# START OF Supplied entries
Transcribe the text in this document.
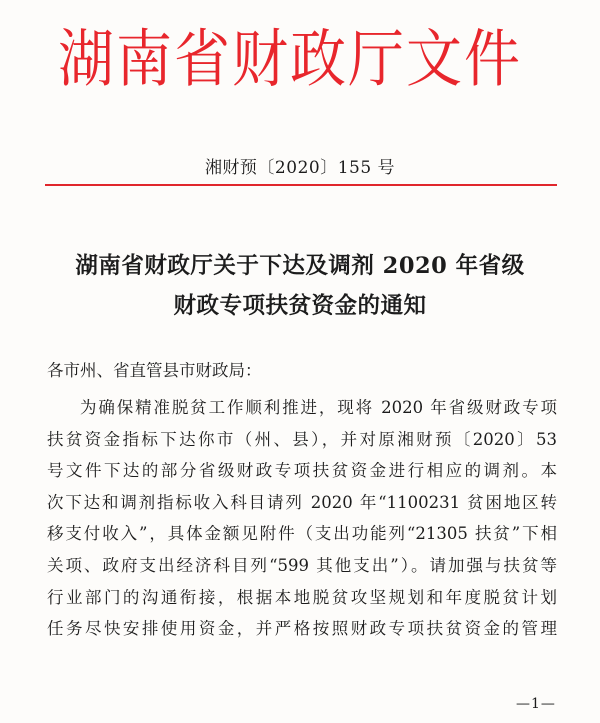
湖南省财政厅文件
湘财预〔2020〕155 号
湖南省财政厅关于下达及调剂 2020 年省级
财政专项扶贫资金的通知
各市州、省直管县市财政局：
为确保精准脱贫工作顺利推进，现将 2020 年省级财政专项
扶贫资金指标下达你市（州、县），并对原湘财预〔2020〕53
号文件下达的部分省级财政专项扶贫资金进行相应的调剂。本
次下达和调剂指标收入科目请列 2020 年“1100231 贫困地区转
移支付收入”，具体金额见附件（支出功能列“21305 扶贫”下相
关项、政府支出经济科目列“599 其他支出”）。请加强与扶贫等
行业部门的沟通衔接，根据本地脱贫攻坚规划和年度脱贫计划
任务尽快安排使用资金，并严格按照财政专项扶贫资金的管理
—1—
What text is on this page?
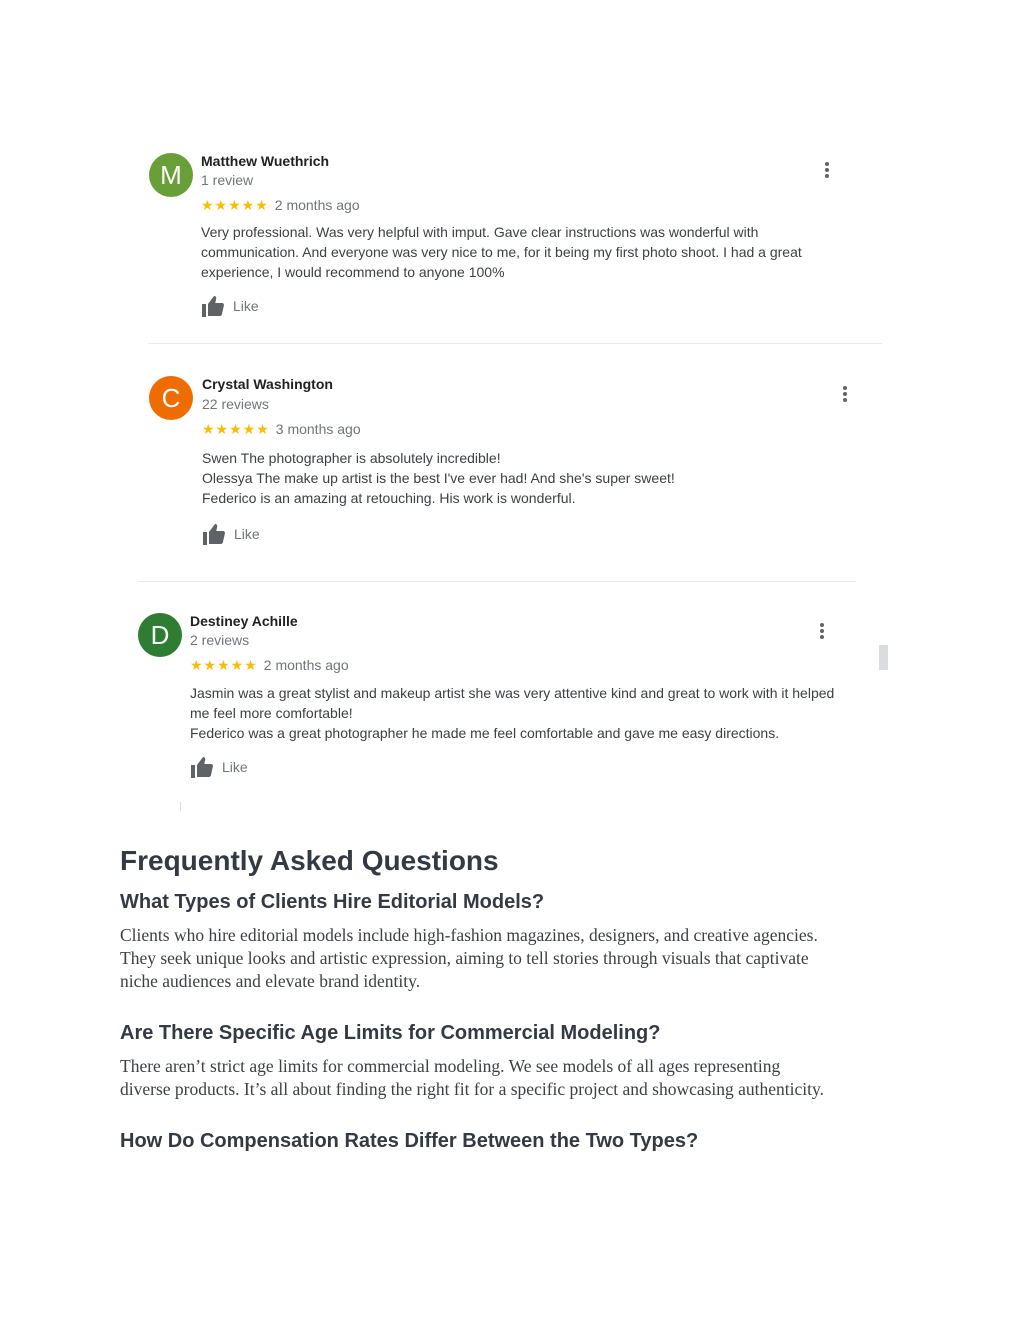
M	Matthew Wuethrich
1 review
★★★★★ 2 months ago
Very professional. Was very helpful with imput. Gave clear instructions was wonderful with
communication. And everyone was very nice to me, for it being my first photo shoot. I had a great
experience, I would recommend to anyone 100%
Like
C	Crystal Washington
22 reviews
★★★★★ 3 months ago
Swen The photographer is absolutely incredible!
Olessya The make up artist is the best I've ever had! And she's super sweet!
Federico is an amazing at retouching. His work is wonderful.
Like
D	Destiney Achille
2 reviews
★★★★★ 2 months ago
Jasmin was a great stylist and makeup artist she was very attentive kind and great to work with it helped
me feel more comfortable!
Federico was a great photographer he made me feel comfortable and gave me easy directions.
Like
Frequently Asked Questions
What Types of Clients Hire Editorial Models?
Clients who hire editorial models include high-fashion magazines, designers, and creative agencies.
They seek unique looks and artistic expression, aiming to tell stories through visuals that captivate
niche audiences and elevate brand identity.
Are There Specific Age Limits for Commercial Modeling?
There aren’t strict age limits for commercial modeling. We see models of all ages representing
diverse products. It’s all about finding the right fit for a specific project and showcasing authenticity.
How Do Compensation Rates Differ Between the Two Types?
# END OF Supplied entries
## What is asked
Each entry should be repeated exactly as it appears; the pictures stay out.

## Output
Transcribe the text in this document.
湖南省财政厅文件
湘财预〔2020〕155 号
湖南省财政厅关于下达及调剂 2020 年省级
财政专项扶贫资金的通知
各市州、省直管县市财政局：
为确保精准脱贫工作顺利推进，现将 2020 年省级财政专项
扶贫资金指标下达你市（州、县），并对原湘财预〔2020〕53
号文件下达的部分省级财政专项扶贫资金进行相应的调剂。本
次下达和调剂指标收入科目请列 2020 年“1100231 贫困地区转
移支付收入”，具体金额见附件（支出功能列“21305 扶贫”下相
关项、政府支出经济科目列“599 其他支出”）。请加强与扶贫等
行业部门的沟通衔接，根据本地脱贫攻坚规划和年度脱贫计划
任务尽快安排使用资金，并严格按照财政专项扶贫资金的管理
—1—
What text is on this page?
M	Matthew Wuethrich
1 review
★★★★★ 2 months ago
Very professional. Was very helpful with imput. Gave clear instructions was wonderful with
communication. And everyone was very nice to me, for it being my first photo shoot. I had a great
experience, I would recommend to anyone 100%
Like
C	Crystal Washington
22 reviews
★★★★★ 3 months ago
Swen The photographer is absolutely incredible!
Olessya The make up artist is the best I've ever had! And she's super sweet!
Federico is an amazing at retouching. His work is wonderful.
Like
D	Destiney Achille
2 reviews
★★★★★ 2 months ago
Jasmin was a great stylist and makeup artist she was very attentive kind and great to work with it helped
me feel more comfortable!
Federico was a great photographer he made me feel comfortable and gave me easy directions.
Like
Frequently Asked Questions
What Types of Clients Hire Editorial Models?
Clients who hire editorial models include high-fashion magazines, designers, and creative agencies.
They seek unique looks and artistic expression, aiming to tell stories through visuals that captivate
niche audiences and elevate brand identity.
Are There Specific Age Limits for Commercial Modeling?
There aren’t strict age limits for commercial modeling. We see models of all ages representing
diverse products. It’s all about finding the right fit for a specific project and showcasing authenticity.
How Do Compensation Rates Differ Between the Two Types?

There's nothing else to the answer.